Which lines in the data below contain the word "mängden"? Pull each of them out.

____________________

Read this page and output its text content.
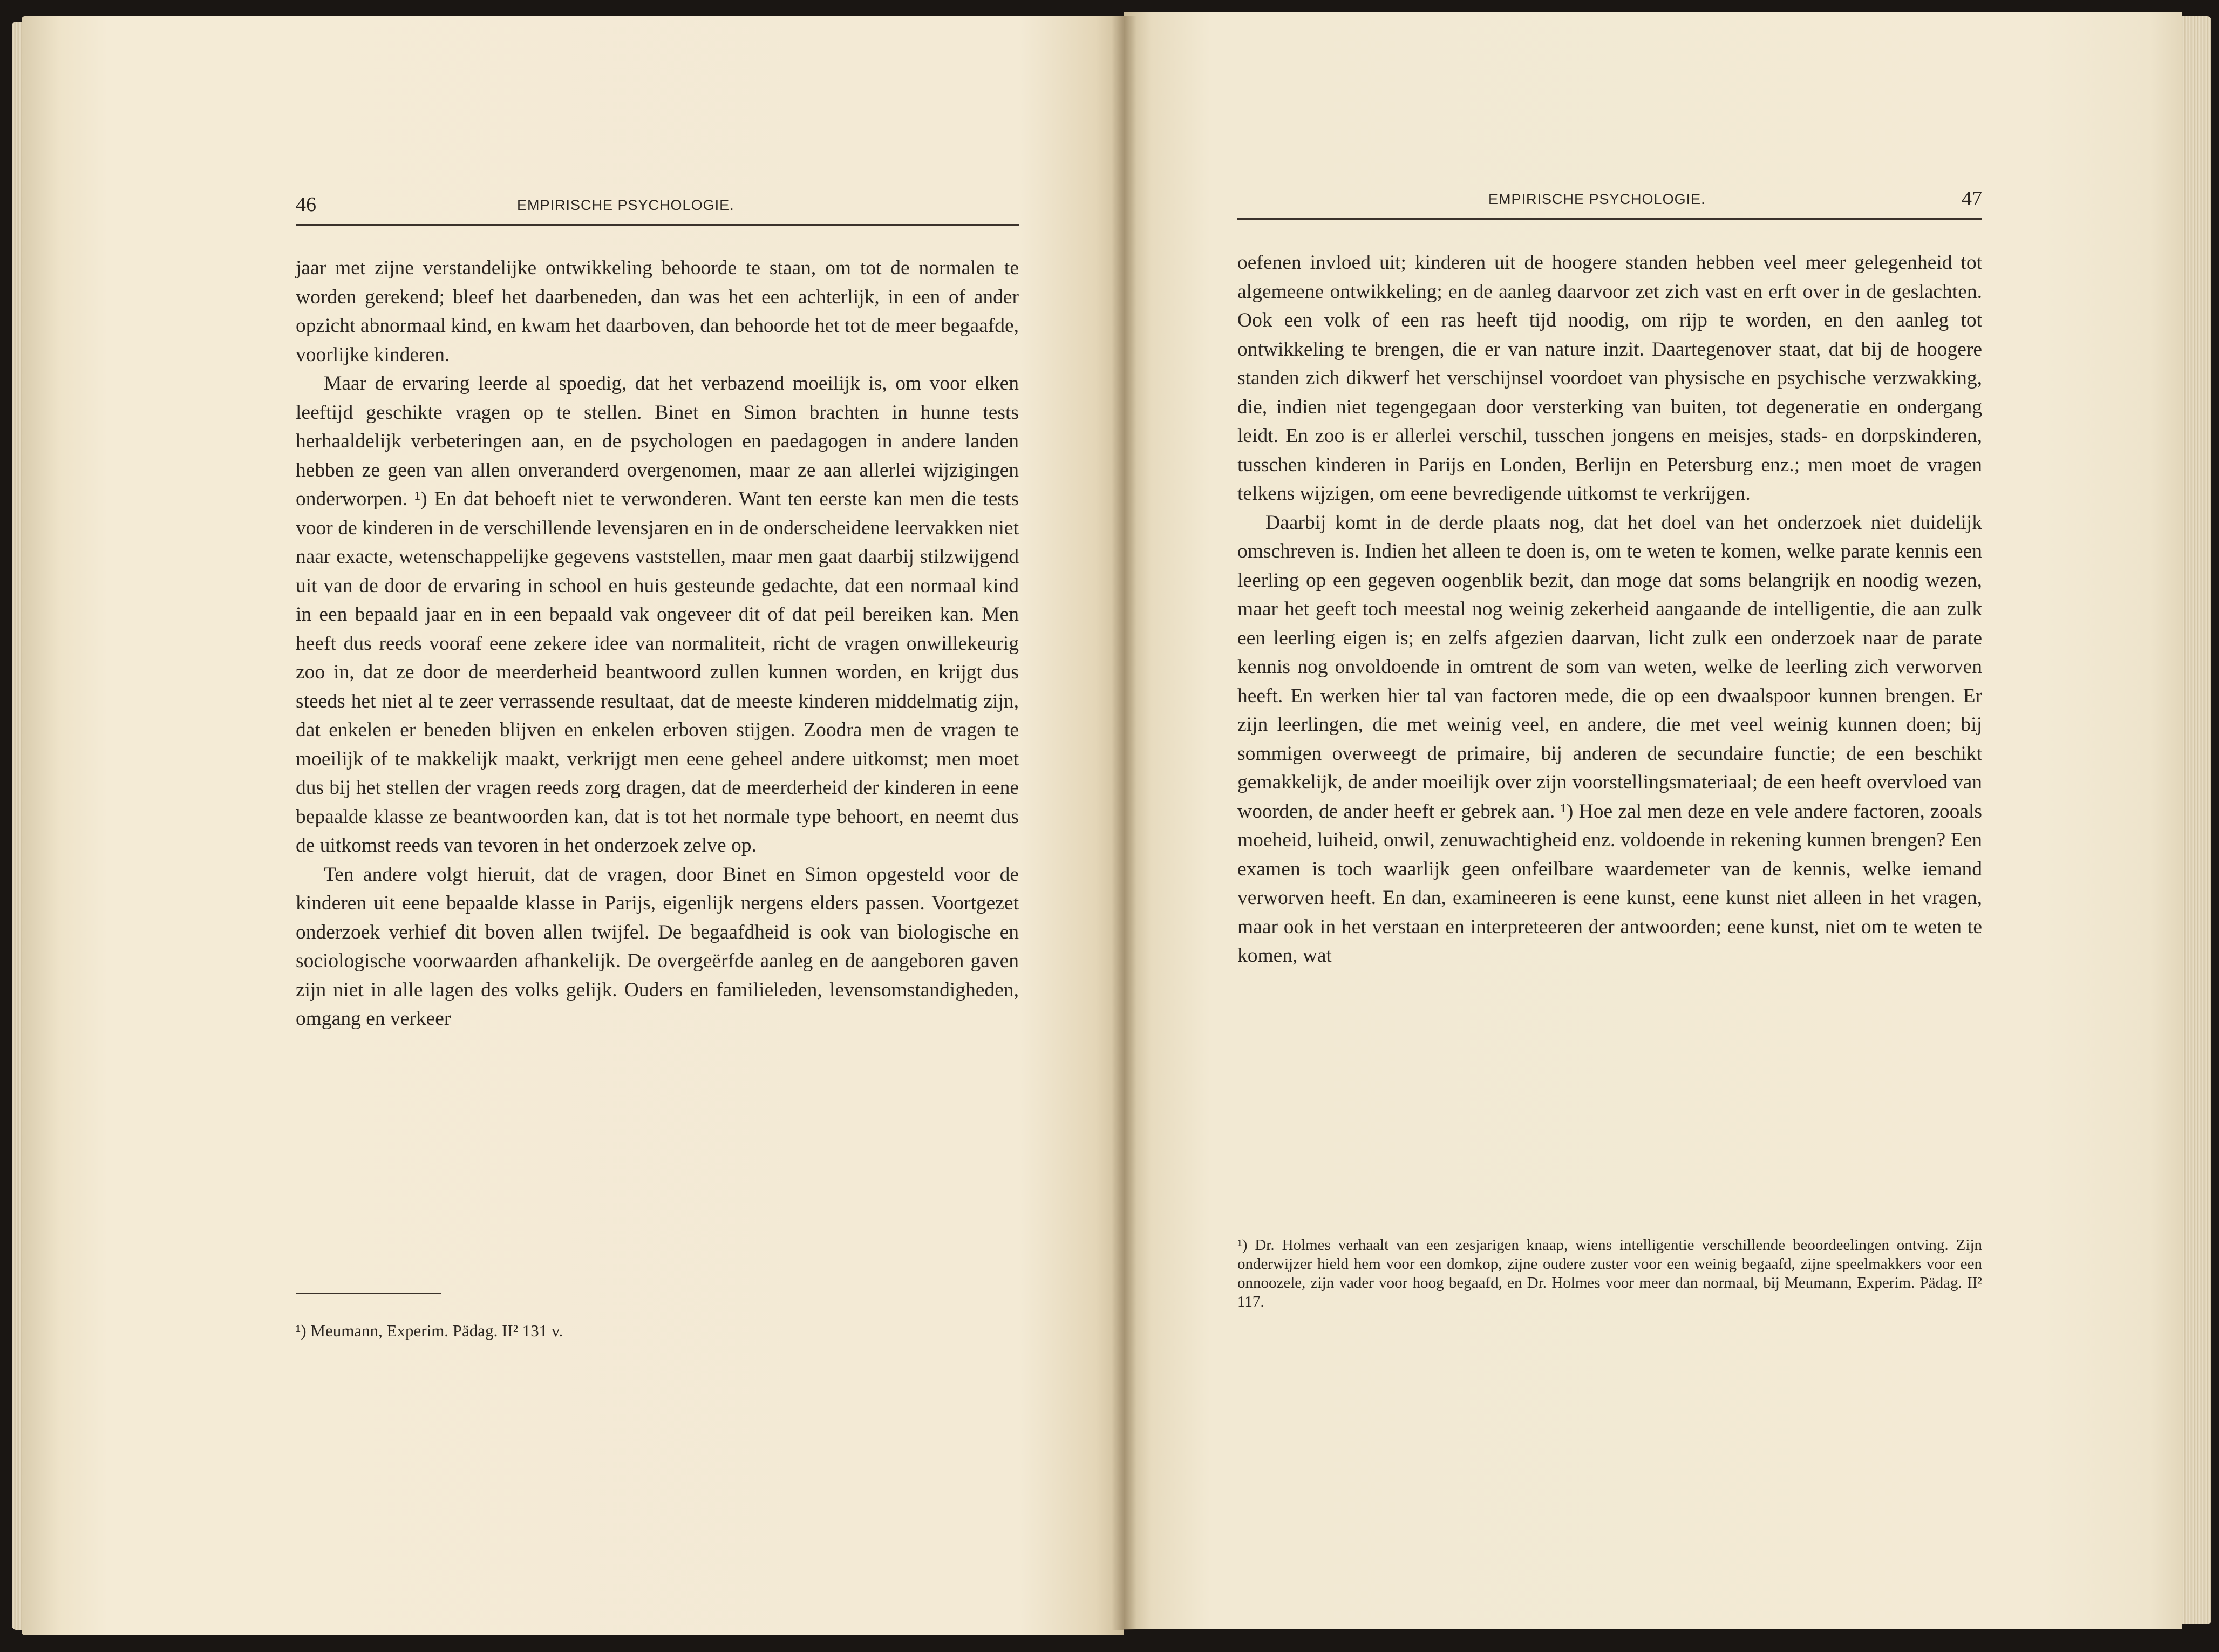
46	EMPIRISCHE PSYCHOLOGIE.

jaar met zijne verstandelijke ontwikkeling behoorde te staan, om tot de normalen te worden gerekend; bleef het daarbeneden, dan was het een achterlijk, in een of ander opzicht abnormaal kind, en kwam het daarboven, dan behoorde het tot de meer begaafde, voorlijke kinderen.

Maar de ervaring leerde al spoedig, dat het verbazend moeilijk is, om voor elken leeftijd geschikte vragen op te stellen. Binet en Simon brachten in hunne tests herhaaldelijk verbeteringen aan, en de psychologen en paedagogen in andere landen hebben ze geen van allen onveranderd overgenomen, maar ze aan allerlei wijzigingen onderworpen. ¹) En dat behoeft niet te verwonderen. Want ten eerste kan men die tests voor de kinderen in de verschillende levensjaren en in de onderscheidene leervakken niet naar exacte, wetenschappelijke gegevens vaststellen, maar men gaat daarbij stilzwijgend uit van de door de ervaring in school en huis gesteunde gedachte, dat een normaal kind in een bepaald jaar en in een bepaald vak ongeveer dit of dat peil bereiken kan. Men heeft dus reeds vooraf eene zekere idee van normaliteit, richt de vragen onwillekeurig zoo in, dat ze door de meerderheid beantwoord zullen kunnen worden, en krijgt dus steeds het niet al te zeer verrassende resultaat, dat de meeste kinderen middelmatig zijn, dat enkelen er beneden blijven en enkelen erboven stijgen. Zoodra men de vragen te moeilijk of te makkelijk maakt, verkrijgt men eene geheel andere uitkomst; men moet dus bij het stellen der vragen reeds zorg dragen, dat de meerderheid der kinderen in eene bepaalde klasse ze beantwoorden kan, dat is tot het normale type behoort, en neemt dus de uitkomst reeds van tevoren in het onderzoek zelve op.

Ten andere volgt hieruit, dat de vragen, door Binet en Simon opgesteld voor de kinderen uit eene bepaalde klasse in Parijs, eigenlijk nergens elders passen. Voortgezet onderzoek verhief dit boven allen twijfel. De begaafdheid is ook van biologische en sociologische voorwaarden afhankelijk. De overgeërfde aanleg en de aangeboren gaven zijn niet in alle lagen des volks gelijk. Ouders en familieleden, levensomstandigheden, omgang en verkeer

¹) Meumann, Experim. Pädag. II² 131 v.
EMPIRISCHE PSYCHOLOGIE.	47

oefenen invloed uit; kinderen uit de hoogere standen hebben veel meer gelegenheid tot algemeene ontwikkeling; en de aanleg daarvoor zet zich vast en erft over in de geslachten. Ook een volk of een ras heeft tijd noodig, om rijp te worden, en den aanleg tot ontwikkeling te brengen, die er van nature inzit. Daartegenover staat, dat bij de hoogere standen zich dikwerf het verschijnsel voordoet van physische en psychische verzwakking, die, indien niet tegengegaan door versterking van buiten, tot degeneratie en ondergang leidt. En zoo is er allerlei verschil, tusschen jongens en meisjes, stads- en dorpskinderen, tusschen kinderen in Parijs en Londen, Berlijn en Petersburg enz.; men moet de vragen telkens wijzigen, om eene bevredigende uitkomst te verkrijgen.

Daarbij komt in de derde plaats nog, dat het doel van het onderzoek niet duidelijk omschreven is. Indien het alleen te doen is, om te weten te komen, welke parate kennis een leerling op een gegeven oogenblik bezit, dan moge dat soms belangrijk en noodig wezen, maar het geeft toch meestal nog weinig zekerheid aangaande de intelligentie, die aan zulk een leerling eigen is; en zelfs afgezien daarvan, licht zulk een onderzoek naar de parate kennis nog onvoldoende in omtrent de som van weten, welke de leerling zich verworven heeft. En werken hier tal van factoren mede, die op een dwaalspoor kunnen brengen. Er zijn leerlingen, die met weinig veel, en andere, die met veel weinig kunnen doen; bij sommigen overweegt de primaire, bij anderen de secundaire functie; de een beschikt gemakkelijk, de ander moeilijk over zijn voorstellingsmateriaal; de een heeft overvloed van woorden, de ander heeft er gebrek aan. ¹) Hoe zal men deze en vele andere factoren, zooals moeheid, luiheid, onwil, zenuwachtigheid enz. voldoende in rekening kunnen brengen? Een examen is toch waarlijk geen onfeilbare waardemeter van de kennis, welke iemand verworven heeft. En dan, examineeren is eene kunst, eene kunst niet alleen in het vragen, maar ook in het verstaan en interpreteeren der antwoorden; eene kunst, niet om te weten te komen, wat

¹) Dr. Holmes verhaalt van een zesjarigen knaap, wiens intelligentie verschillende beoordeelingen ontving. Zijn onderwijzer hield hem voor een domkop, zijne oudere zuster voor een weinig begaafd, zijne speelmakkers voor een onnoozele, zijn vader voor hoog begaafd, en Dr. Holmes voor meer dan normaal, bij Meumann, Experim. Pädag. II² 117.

____________________

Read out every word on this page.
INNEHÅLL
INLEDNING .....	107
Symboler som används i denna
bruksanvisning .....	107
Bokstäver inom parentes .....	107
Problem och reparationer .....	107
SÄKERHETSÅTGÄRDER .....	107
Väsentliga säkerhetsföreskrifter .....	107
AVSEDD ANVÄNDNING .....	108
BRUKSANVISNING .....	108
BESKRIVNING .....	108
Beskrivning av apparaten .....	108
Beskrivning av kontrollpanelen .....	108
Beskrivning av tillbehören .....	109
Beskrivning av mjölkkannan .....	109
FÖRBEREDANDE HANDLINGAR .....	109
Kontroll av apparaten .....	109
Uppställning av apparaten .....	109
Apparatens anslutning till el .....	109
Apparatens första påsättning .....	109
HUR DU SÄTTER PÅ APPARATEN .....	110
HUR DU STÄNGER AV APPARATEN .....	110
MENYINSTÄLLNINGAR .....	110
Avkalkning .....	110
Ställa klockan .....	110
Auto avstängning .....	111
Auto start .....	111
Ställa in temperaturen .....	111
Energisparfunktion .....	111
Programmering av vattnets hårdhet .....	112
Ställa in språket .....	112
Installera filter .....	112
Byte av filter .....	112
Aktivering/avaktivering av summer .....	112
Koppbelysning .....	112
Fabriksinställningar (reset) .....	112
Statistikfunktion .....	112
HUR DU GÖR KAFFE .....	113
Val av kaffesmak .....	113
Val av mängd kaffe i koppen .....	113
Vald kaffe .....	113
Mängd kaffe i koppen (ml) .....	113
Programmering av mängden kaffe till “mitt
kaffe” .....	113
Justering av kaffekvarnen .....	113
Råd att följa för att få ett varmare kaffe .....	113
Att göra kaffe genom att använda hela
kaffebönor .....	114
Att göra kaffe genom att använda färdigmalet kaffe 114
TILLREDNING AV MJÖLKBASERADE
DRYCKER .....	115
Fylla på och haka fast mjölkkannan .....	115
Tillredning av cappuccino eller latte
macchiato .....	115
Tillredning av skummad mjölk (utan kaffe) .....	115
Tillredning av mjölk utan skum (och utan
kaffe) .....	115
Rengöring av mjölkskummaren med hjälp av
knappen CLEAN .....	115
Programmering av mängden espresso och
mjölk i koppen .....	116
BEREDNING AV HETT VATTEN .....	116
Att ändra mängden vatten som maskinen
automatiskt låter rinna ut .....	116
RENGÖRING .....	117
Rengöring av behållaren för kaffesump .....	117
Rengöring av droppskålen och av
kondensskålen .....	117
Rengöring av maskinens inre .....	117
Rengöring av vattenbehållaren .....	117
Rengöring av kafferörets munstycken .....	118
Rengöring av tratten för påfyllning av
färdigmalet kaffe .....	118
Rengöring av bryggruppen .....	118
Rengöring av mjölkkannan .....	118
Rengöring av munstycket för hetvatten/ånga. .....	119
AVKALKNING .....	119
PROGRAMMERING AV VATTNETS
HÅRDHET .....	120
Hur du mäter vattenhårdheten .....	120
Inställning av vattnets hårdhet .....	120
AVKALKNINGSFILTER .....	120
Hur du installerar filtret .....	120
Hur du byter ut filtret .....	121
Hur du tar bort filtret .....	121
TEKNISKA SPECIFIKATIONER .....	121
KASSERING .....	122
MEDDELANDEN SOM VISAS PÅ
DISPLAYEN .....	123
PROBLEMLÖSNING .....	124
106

____________________

Response box |
Programmering av mängden kaffe till “mitt
Programmering av mängden espresso och
Att ändra mängden vatten som maskinen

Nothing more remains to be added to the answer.